# start of INFORMATION GIVEN

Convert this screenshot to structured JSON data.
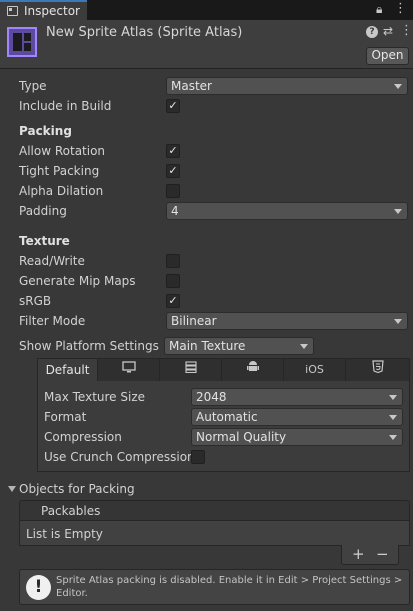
{
  "tab": {
    "title": "Inspector"
  },
  "header": {
    "title": "New Sprite Atlas (Sprite Atlas)",
    "open_label": "Open"
  },
  "type_row": {
    "label": "Type",
    "value": "Master"
  },
  "include_row": {
    "label": "Include in Build",
    "checked": true
  },
  "packing": {
    "heading": "Packing",
    "allow_rotation": {
      "label": "Allow Rotation",
      "checked": true
    },
    "tight_packing": {
      "label": "Tight Packing",
      "checked": true
    },
    "alpha_dilation": {
      "label": "Alpha Dilation",
      "checked": false
    },
    "padding": {
      "label": "Padding",
      "value": "4"
    }
  },
  "texture": {
    "heading": "Texture",
    "read_write": {
      "label": "Read/Write",
      "checked": false
    },
    "mip_maps": {
      "label": "Generate Mip Maps",
      "checked": false
    },
    "srgb": {
      "label": "sRGB",
      "checked": true
    },
    "filter_mode": {
      "label": "Filter Mode",
      "value": "Bilinear"
    }
  },
  "platform": {
    "label": "Show Platform Settings F",
    "value": "Main Texture",
    "tabs": [
      {
        "label": "Default",
        "icon": "default-tab"
      },
      {
        "label": "",
        "icon": "monitor-icon"
      },
      {
        "label": "",
        "icon": "server-icon"
      },
      {
        "label": "",
        "icon": "android-icon"
      },
      {
        "label": "iOS",
        "icon": "ios-tab"
      },
      {
        "label": "",
        "icon": "html5-icon"
      }
    ],
    "max_size": {
      "label": "Max Texture Size",
      "value": "2048"
    },
    "format": {
      "label": "Format",
      "value": "Automatic"
    },
    "compression": {
      "label": "Compression",
      "value": "Normal Quality"
    },
    "crunch": {
      "label": "Use Crunch Compression",
      "checked": false
    }
  },
  "objects": {
    "heading": "Objects for Packing",
    "list_header": "Packables",
    "empty_text": "List is Empty",
    "add_label": "+",
    "remove_label": "−"
  },
  "help": {
    "message": "Sprite Atlas packing is disabled. Enable it in Edit > Project Settings > Editor.",
    "icon": "exclamation-icon"
  },
  "colors": {
    "accent": "#3a79bb",
    "background": "#383838",
    "icon_purple": "#a085ff"
  }
}
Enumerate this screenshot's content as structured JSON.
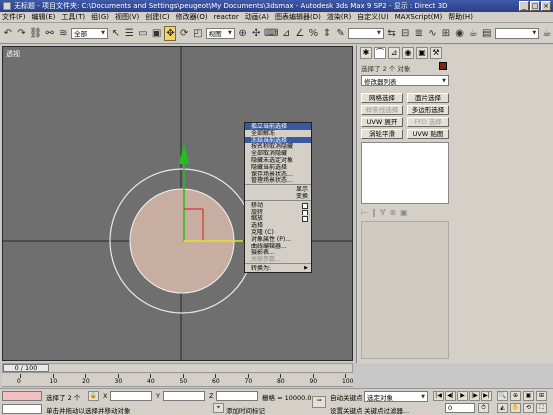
{
  "window": {
    "title": "无标题   - 项目文件夹: C:\\Documents and Settings\\peugeot\\My Documents\\3dsmax    - Autodesk 3ds Max 9 SP2    - 显示 : Direct 3D",
    "buttons": [
      "_",
      "□",
      "×"
    ]
  },
  "menu": [
    "文件(F)",
    "编辑(E)",
    "工具(T)",
    "组(G)",
    "视图(V)",
    "创建(C)",
    "修改器(O)",
    "reactor",
    "动画(A)",
    "图表编辑器(D)",
    "渲染(R)",
    "自定义(U)",
    "MAXScript(M)",
    "帮助(H)"
  ],
  "toolbar": {
    "selection_filter": "全部",
    "ref_coord": "视图",
    "named_selection": ""
  },
  "viewport": {
    "label": "透视",
    "quad_menu": [
      {
        "label": "孤立当前选择",
        "style": "hl"
      },
      {
        "label": "全部解冻",
        "style": ""
      },
      {
        "label": "冻结当前选择",
        "style": "hl"
      },
      {
        "label": "按名称取消隐藏",
        "style": ""
      },
      {
        "label": "全部取消隐藏",
        "style": ""
      },
      {
        "label": "隐藏未选定对象",
        "style": ""
      },
      {
        "label": "隐藏当前选择",
        "style": ""
      },
      {
        "label": "保存场景状态...",
        "style": ""
      },
      {
        "label": "管理场景状态...",
        "style": ""
      },
      {
        "label": "sep",
        "style": "sep"
      },
      {
        "label": "显示",
        "style": "right"
      },
      {
        "label": "变换",
        "style": "right"
      },
      {
        "label": "sep",
        "style": "sep"
      },
      {
        "label": "移动",
        "style": "boxed"
      },
      {
        "label": "旋转",
        "style": "boxed"
      },
      {
        "label": "缩放",
        "style": "boxed"
      },
      {
        "label": "选择",
        "style": ""
      },
      {
        "label": "克隆 (C)",
        "style": ""
      },
      {
        "label": "对象属性 (P)...",
        "style": ""
      },
      {
        "label": "曲线编辑器...",
        "style": ""
      },
      {
        "label": "摄影表...",
        "style": ""
      },
      {
        "label": "关联参数...",
        "style": "dis"
      },
      {
        "label": "sep",
        "style": "sep"
      },
      {
        "label": "转换为:",
        "style": "arrow"
      }
    ]
  },
  "command_panel": {
    "tabs": [
      "create-icon",
      "modify-icon",
      "hierarchy-icon",
      "motion-icon",
      "display-icon",
      "utilities-icon"
    ],
    "selection_info": "选择了 2 个 对象",
    "modifier_list": "修改器列表",
    "modifier_buttons": [
      {
        "label": "网格选择",
        "disabled": false
      },
      {
        "label": "面片选择",
        "disabled": false
      },
      {
        "label": "样条线选择",
        "disabled": true
      },
      {
        "label": "多边形选择",
        "disabled": false
      },
      {
        "label": "UVW 展开",
        "disabled": false
      },
      {
        "label": "FFD 选择",
        "disabled": true
      },
      {
        "label": "涡轮平滑",
        "disabled": false
      },
      {
        "label": "UVW 贴图",
        "disabled": false
      }
    ],
    "stack_controls": [
      "⊢",
      "‖",
      "∀",
      "⊗",
      "▣"
    ]
  },
  "timeline": {
    "slider_text": "0 / 100",
    "ticks": [
      "0",
      "10",
      "20",
      "30",
      "40",
      "50",
      "60",
      "70",
      "80",
      "90",
      "100"
    ]
  },
  "status": {
    "selection": "选择了 2 个",
    "x_label": "X",
    "y_label": "Y",
    "z_label": "Z",
    "grid": "栅格 = 10000.0mm",
    "auto_key": "自动关键点",
    "set_key": "设置关键点",
    "key_filter_combo": "选定对象",
    "key_filters": "关键点过滤器...",
    "frame": "0",
    "prompt": "单击并拖动以选择并移动对象",
    "add_time_tag": "添加时间标记",
    "playback": [
      "|◀",
      "◀|",
      "▶",
      "|▶",
      "▶|"
    ]
  },
  "colors": {
    "viewport_bg": "#6f6f6f",
    "sphere_fill": "#c8aea0",
    "ring": "#e8e8e8",
    "gizmo_y": "#20c020",
    "gizmo_x": "#d02020",
    "gizmo_z": "#e8e020",
    "highlight": "#3a5aa0"
  }
}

# end of INFORMATION GIVEN

Strip out the pictures and quote the remaining data word for word.

- [ANSWER TO THE EXERCISE]:
Convert this screenshot to structured JSON data.
{
  "tab": {
    "title": "Inspector"
  },
  "header": {
    "title": "New Sprite Atlas (Sprite Atlas)",
    "open_label": "Open"
  },
  "type_row": {
    "label": "Type",
    "value": "Master"
  },
  "include_row": {
    "label": "Include in Build",
    "checked": true
  },
  "packing": {
    "heading": "Packing",
    "allow_rotation": {
      "label": "Allow Rotation",
      "checked": true
    },
    "tight_packing": {
      "label": "Tight Packing",
      "checked": true
    },
    "alpha_dilation": {
      "label": "Alpha Dilation",
      "checked": false
    },
    "padding": {
      "label": "Padding",
      "value": "4"
    }
  },
  "texture": {
    "heading": "Texture",
    "read_write": {
      "label": "Read/Write",
      "checked": false
    },
    "mip_maps": {
      "label": "Generate Mip Maps",
      "checked": false
    },
    "srgb": {
      "label": "sRGB",
      "checked": true
    },
    "filter_mode": {
      "label": "Filter Mode",
      "value": "Bilinear"
    }
  },
  "platform": {
    "label": "Show Platform Settings F",
    "value": "Main Texture",
    "tabs": [
      {
        "label": "Default",
        "icon": "default-tab"
      },
      {
        "label": "",
        "icon": "monitor-icon"
      },
      {
        "label": "",
        "icon": "server-icon"
      },
      {
        "label": "",
        "icon": "android-icon"
      },
      {
        "label": "iOS",
        "icon": "ios-tab"
      },
      {
        "label": "",
        "icon": "html5-icon"
      }
    ],
    "max_size": {
      "label": "Max Texture Size",
      "value": "2048"
    },
    "format": {
      "label": "Format",
      "value": "Automatic"
    },
    "compression": {
      "label": "Compression",
      "value": "Normal Quality"
    },
    "crunch": {
      "label": "Use Crunch Compression",
      "checked": false
    }
  },
  "objects": {
    "heading": "Objects for Packing",
    "list_header": "Packables",
    "empty_text": "List is Empty",
    "add_label": "+",
    "remove_label": "−"
  },
  "help": {
    "message": "Sprite Atlas packing is disabled. Enable it in Edit > Project Settings > Editor.",
    "icon": "exclamation-icon"
  },
  "colors": {
    "accent": "#3a79bb",
    "background": "#383838",
    "icon_purple": "#a085ff"
  }
}
Enumerate this screenshot's content as structured JSON.
{
  "window": {
    "title": "无标题   - 项目文件夹: C:\\Documents and Settings\\peugeot\\My Documents\\3dsmax    - Autodesk 3ds Max 9 SP2    - 显示 : Direct 3D",
    "buttons": [
      "_",
      "□",
      "×"
    ]
  },
  "menu": [
    "文件(F)",
    "编辑(E)",
    "工具(T)",
    "组(G)",
    "视图(V)",
    "创建(C)",
    "修改器(O)",
    "reactor",
    "动画(A)",
    "图表编辑器(D)",
    "渲染(R)",
    "自定义(U)",
    "MAXScript(M)",
    "帮助(H)"
  ],
  "toolbar": {
    "selection_filter": "全部",
    "ref_coord": "视图",
    "named_selection": ""
  },
  "viewport": {
    "label": "透视",
    "quad_menu": [
      {
        "label": "孤立当前选择",
        "style": "hl"
      },
      {
        "label": "全部解冻",
        "style": ""
      },
      {
        "label": "冻结当前选择",
        "style": "hl"
      },
      {
        "label": "按名称取消隐藏",
        "style": ""
      },
      {
        "label": "全部取消隐藏",
        "style": ""
      },
      {
        "label": "隐藏未选定对象",
        "style": ""
      },
      {
        "label": "隐藏当前选择",
        "style": ""
      },
      {
        "label": "保存场景状态...",
        "style": ""
      },
      {
        "label": "管理场景状态...",
        "style": ""
      },
      {
        "label": "sep",
        "style": "sep"
      },
      {
        "label": "显示",
        "style": "right"
      },
      {
        "label": "变换",
        "style": "right"
      },
      {
        "label": "sep",
        "style": "sep"
      },
      {
        "label": "移动",
        "style": "boxed"
      },
      {
        "label": "旋转",
        "style": "boxed"
      },
      {
        "label": "缩放",
        "style": "boxed"
      },
      {
        "label": "选择",
        "style": ""
      },
      {
        "label": "克隆 (C)",
        "style": ""
      },
      {
        "label": "对象属性 (P)...",
        "style": ""
      },
      {
        "label": "曲线编辑器...",
        "style": ""
      },
      {
        "label": "摄影表...",
        "style": ""
      },
      {
        "label": "关联参数...",
        "style": "dis"
      },
      {
        "label": "sep",
        "style": "sep"
      },
      {
        "label": "转换为:",
        "style": "arrow"
      }
    ]
  },
  "command_panel": {
    "tabs": [
      "create-icon",
      "modify-icon",
      "hierarchy-icon",
      "motion-icon",
      "display-icon",
      "utilities-icon"
    ],
    "selection_info": "选择了 2 个 对象",
    "modifier_list": "修改器列表",
    "modifier_buttons": [
      {
        "label": "网格选择",
        "disabled": false
      },
      {
        "label": "面片选择",
        "disabled": false
      },
      {
        "label": "样条线选择",
        "disabled": true
      },
      {
        "label": "多边形选择",
        "disabled": false
      },
      {
        "label": "UVW 展开",
        "disabled": false
      },
      {
        "label": "FFD 选择",
        "disabled": true
      },
      {
        "label": "涡轮平滑",
        "disabled": false
      },
      {
        "label": "UVW 贴图",
        "disabled": false
      }
    ],
    "stack_controls": [
      "⊢",
      "‖",
      "∀",
      "⊗",
      "▣"
    ]
  },
  "timeline": {
    "slider_text": "0 / 100",
    "ticks": [
      "0",
      "10",
      "20",
      "30",
      "40",
      "50",
      "60",
      "70",
      "80",
      "90",
      "100"
    ]
  },
  "status": {
    "selection": "选择了 2 个",
    "x_label": "X",
    "y_label": "Y",
    "z_label": "Z",
    "grid": "栅格 = 10000.0mm",
    "auto_key": "自动关键点",
    "set_key": "设置关键点",
    "key_filter_combo": "选定对象",
    "key_filters": "关键点过滤器...",
    "frame": "0",
    "prompt": "单击并拖动以选择并移动对象",
    "add_time_tag": "添加时间标记",
    "playback": [
      "|◀",
      "◀|",
      "▶",
      "|▶",
      "▶|"
    ]
  },
  "colors": {
    "viewport_bg": "#6f6f6f",
    "sphere_fill": "#c8aea0",
    "ring": "#e8e8e8",
    "gizmo_y": "#20c020",
    "gizmo_x": "#d02020",
    "gizmo_z": "#e8e020",
    "highlight": "#3a5aa0"
  }
}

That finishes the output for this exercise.